→ **Instruction**
The entries below are to be written out again without alteration.

Lines of data:
◆ ◆ ◆ ◆ ◆ ◆ ◆

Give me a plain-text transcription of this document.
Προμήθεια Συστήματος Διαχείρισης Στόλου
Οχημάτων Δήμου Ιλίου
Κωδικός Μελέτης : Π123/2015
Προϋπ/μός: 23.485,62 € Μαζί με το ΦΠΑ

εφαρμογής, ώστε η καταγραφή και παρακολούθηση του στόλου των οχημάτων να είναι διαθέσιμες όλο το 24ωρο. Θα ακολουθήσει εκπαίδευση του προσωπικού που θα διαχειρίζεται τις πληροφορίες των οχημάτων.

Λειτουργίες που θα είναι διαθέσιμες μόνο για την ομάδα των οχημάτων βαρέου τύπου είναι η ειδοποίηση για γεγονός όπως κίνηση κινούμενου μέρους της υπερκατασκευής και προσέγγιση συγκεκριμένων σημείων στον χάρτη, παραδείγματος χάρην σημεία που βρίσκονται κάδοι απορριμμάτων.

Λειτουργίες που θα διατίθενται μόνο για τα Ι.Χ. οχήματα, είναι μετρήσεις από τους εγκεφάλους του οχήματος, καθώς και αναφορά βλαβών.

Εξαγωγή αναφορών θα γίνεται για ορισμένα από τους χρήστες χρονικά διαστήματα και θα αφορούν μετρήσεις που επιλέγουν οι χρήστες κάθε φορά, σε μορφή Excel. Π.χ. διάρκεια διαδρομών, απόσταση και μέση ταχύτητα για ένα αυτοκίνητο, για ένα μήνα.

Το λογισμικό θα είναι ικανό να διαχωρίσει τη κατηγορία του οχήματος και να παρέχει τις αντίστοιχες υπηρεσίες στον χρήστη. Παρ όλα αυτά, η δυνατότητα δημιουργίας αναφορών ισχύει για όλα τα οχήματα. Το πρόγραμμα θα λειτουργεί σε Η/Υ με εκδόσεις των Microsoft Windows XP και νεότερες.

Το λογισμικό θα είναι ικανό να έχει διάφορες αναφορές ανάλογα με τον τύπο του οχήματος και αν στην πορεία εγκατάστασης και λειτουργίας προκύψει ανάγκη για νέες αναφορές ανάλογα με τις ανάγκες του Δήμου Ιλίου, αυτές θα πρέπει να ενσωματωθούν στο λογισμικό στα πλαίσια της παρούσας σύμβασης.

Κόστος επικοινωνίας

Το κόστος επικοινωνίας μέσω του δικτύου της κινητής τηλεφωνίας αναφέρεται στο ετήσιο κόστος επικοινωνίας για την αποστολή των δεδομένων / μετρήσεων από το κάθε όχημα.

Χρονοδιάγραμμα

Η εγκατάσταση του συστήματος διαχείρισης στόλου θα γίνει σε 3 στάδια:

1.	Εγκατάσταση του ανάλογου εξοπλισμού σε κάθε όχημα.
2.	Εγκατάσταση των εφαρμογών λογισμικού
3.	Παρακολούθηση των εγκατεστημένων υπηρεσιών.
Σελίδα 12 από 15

◆ ◆ ◆ ◆ ◆ ◆ ◆

→ **Exercise solution**
Give me a plain-text transcription of this document.
Προμήθεια Συστήματος Διαχείρισης Στόλου
Οχημάτων Δήμου Ιλίου
Κωδικός Μελέτης : Π123/2015
Προϋπ/μός: 23.485,62 € Μαζί με το ΦΠΑ

εφαρμογής, ώστε η καταγραφή και παρακολούθηση του στόλου των οχημάτων να είναι διαθέσιμες όλο το 24ωρο. Θα ακολουθήσει εκπαίδευση του προσωπικού που θα διαχειρίζεται τις πληροφορίες των οχημάτων.

Λειτουργίες που θα είναι διαθέσιμες μόνο για την ομάδα των οχημάτων βαρέου τύπου είναι η ειδοποίηση για γεγονός όπως κίνηση κινούμενου μέρους της υπερκατασκευής και προσέγγιση συγκεκριμένων σημείων στον χάρτη, παραδείγματος χάρην σημεία που βρίσκονται κάδοι απορριμμάτων.

Λειτουργίες που θα διατίθενται μόνο για τα Ι.Χ. οχήματα, είναι μετρήσεις από τους εγκεφάλους του οχήματος, καθώς και αναφορά βλαβών.

Εξαγωγή αναφορών θα γίνεται για ορισμένα από τους χρήστες χρονικά διαστήματα και θα αφορούν μετρήσεις που επιλέγουν οι χρήστες κάθε φορά, σε μορφή Excel. Π.χ. διάρκεια διαδρομών, απόσταση και μέση ταχύτητα για ένα αυτοκίνητο, για ένα μήνα.

Το λογισμικό θα είναι ικανό να διαχωρίσει τη κατηγορία του οχήματος και να παρέχει τις αντίστοιχες υπηρεσίες στον χρήστη. Παρ όλα αυτά, η δυνατότητα δημιουργίας αναφορών ισχύει για όλα τα οχήματα. Το πρόγραμμα θα λειτουργεί σε Η/Υ με εκδόσεις των Microsoft Windows XP και νεότερες.

Το λογισμικό θα είναι ικανό να έχει διάφορες αναφορές ανάλογα με τον τύπο του οχήματος και αν στην πορεία εγκατάστασης και λειτουργίας προκύψει ανάγκη για νέες αναφορές ανάλογα με τις ανάγκες του Δήμου Ιλίου, αυτές θα πρέπει να ενσωματωθούν στο λογισμικό στα πλαίσια της παρούσας σύμβασης.

Κόστος επικοινωνίας

Το κόστος επικοινωνίας μέσω του δικτύου της κινητής τηλεφωνίας αναφέρεται στο ετήσιο κόστος επικοινωνίας για την αποστολή των δεδομένων / μετρήσεων από το κάθε όχημα.

Χρονοδιάγραμμα

Η εγκατάσταση του συστήματος διαχείρισης στόλου θα γίνει σε 3 στάδια:

1.	Εγκατάσταση του ανάλογου εξοπλισμού σε κάθε όχημα.
2.	Εγκατάσταση των εφαρμογών λογισμικού
3.	Παρακολούθηση των εγκατεστημένων υπηρεσιών.
Σελίδα 12 από 15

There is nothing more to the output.